Stored items ::
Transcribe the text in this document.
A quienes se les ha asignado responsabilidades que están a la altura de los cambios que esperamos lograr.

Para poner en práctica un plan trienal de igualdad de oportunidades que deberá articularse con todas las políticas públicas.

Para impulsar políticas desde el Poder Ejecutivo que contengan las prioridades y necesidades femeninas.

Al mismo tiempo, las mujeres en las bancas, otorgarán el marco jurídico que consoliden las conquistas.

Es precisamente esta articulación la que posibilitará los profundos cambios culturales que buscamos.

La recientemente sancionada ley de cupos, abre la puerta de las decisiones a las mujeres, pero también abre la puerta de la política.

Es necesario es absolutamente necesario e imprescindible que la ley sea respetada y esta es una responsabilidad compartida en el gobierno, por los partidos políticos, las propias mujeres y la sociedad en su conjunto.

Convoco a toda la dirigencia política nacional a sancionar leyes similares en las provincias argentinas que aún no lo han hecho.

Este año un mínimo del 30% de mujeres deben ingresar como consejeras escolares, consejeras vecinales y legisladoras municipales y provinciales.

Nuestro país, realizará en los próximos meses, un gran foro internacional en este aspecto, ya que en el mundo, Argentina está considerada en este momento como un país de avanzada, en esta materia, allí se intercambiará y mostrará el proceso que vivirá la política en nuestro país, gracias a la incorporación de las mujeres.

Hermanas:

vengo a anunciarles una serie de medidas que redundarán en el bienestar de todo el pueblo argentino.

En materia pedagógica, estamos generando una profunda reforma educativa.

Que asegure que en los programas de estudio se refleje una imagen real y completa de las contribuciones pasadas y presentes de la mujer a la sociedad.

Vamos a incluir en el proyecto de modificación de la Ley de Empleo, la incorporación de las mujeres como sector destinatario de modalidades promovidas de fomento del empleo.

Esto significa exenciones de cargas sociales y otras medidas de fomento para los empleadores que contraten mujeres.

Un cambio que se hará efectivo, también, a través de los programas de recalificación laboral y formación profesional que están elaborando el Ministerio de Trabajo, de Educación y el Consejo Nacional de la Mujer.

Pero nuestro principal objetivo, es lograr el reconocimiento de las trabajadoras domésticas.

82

Problem details :: Examine the records and pull out every line where the string "incorporación" occurs.

Response to this exercise ::
Nuestro país, realizará en los próximos meses, un gran foro internacional en este aspecto, ya que en el mundo, Argentina está considerada en este momento como un país de avanzada, en esta materia, allí se intercambiará y mostrará el proceso que vivirá la política en nuestro país, gracias a la incorporación de las mujeres.
Vamos a incluir en el proyecto de modificación de la Ley de Empleo, la incorporación de las mujeres como sector destinatario de modalidades promovidas de fomento del empleo.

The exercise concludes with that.